__Problem details__
Will you transcribe all the entries word for word, skipping the pictures they hold?

__Data excerpts__

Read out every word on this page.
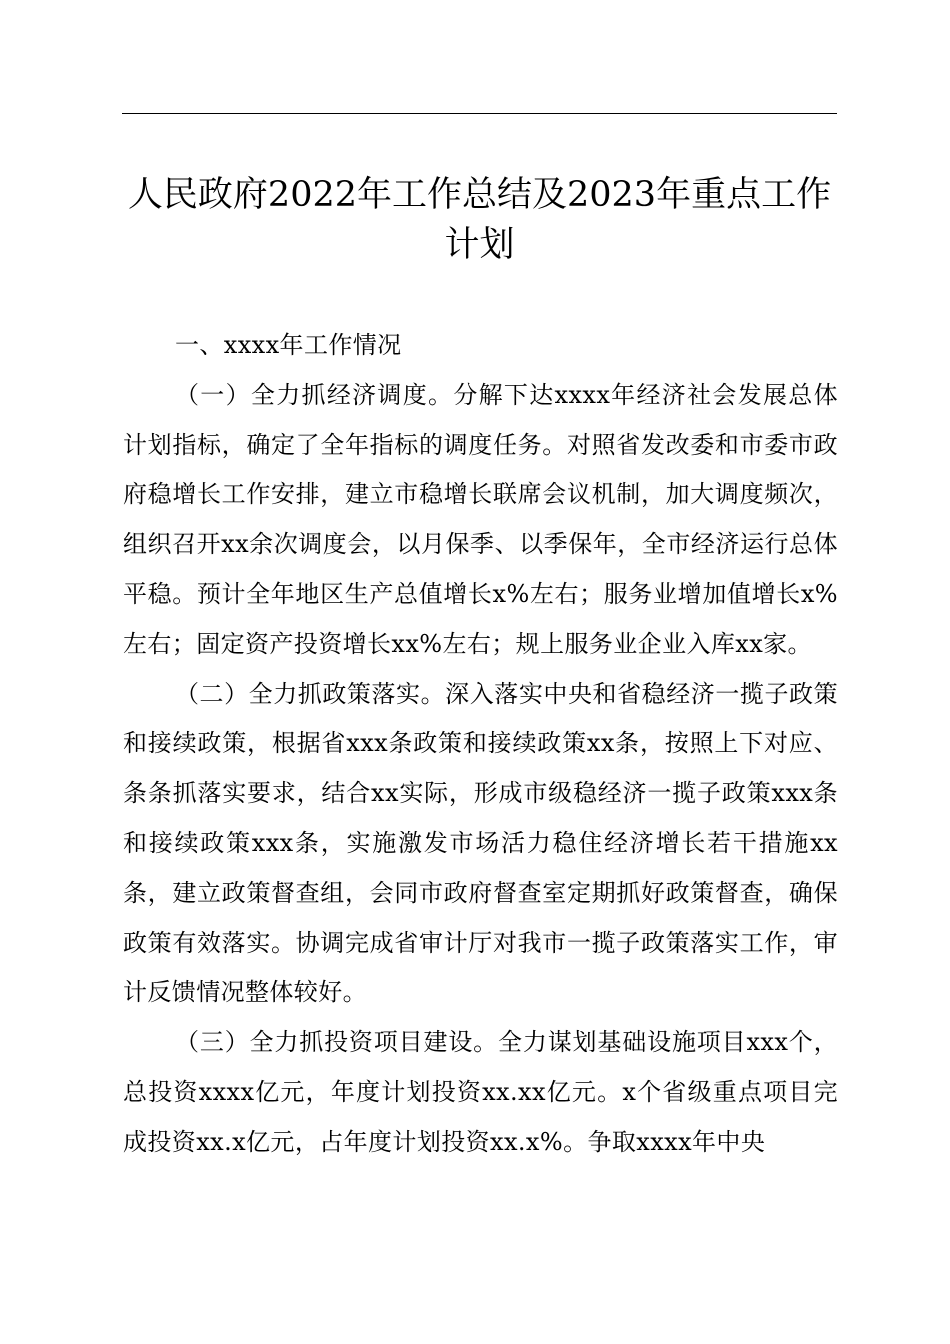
人民政府2022年工作总结及2023年重点工作计划

一、xxxx年工作情况

（一）全力抓经济调度。分解下达xxxx年经济社会发展总体计划指标，确定了全年指标的调度任务。对照省发改委和市委市政府稳增长工作安排，建立市稳增长联席会议机制，加大调度频次，组织召开xx余次调度会，以月保季、以季保年，全市经济运行总体平稳。预计全年地区生产总值增长x%左右；服务业增加值增长x%左右；固定资产投资增长xx%左右；规上服务业企业入库xx家。

（二）全力抓政策落实。深入落实中央和省稳经济一揽子政策和接续政策，根据省xxx条政策和接续政策xx条，按照上下对应、条条抓落实要求，结合xx实际，形成市级稳经济一揽子政策xxx条和接续政策xxx条，实施激发市场活力稳住经济增长若干措施xx条，建立政策督查组，会同市政府督查室定期抓好政策督查，确保政策有效落实。协调完成省审计厅对我市一揽子政策落实工作，审计反馈情况整体较好。

（三）全力抓投资项目建设。全力谋划基础设施项目xxx个，总投资xxxx亿元，年度计划投资xx.xx亿元。x个省级重点项目完成投资xx.x亿元，占年度计划投资xx.x%。争取xxxx年中央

__Reply to the task__
Read out every word on this page.
人民政府2022年工作总结及2023年重点工作计划

一、xxxx年工作情况

（一）全力抓经济调度。分解下达xxxx年经济社会发展总体计划指标，确定了全年指标的调度任务。对照省发改委和市委市政府稳增长工作安排，建立市稳增长联席会议机制，加大调度频次，组织召开xx余次调度会，以月保季、以季保年，全市经济运行总体平稳。预计全年地区生产总值增长x%左右；服务业增加值增长x%左右；固定资产投资增长xx%左右；规上服务业企业入库xx家。

（二）全力抓政策落实。深入落实中央和省稳经济一揽子政策和接续政策，根据省xxx条政策和接续政策xx条，按照上下对应、条条抓落实要求，结合xx实际，形成市级稳经济一揽子政策xxx条和接续政策xxx条，实施激发市场活力稳住经济增长若干措施xx条，建立政策督查组，会同市政府督查室定期抓好政策督查，确保政策有效落实。协调完成省审计厅对我市一揽子政策落实工作，审计反馈情况整体较好。

（三）全力抓投资项目建设。全力谋划基础设施项目xxx个，总投资xxxx亿元，年度计划投资xx.xx亿元。x个省级重点项目完成投资xx.x亿元，占年度计划投资xx.x%。争取xxxx年中央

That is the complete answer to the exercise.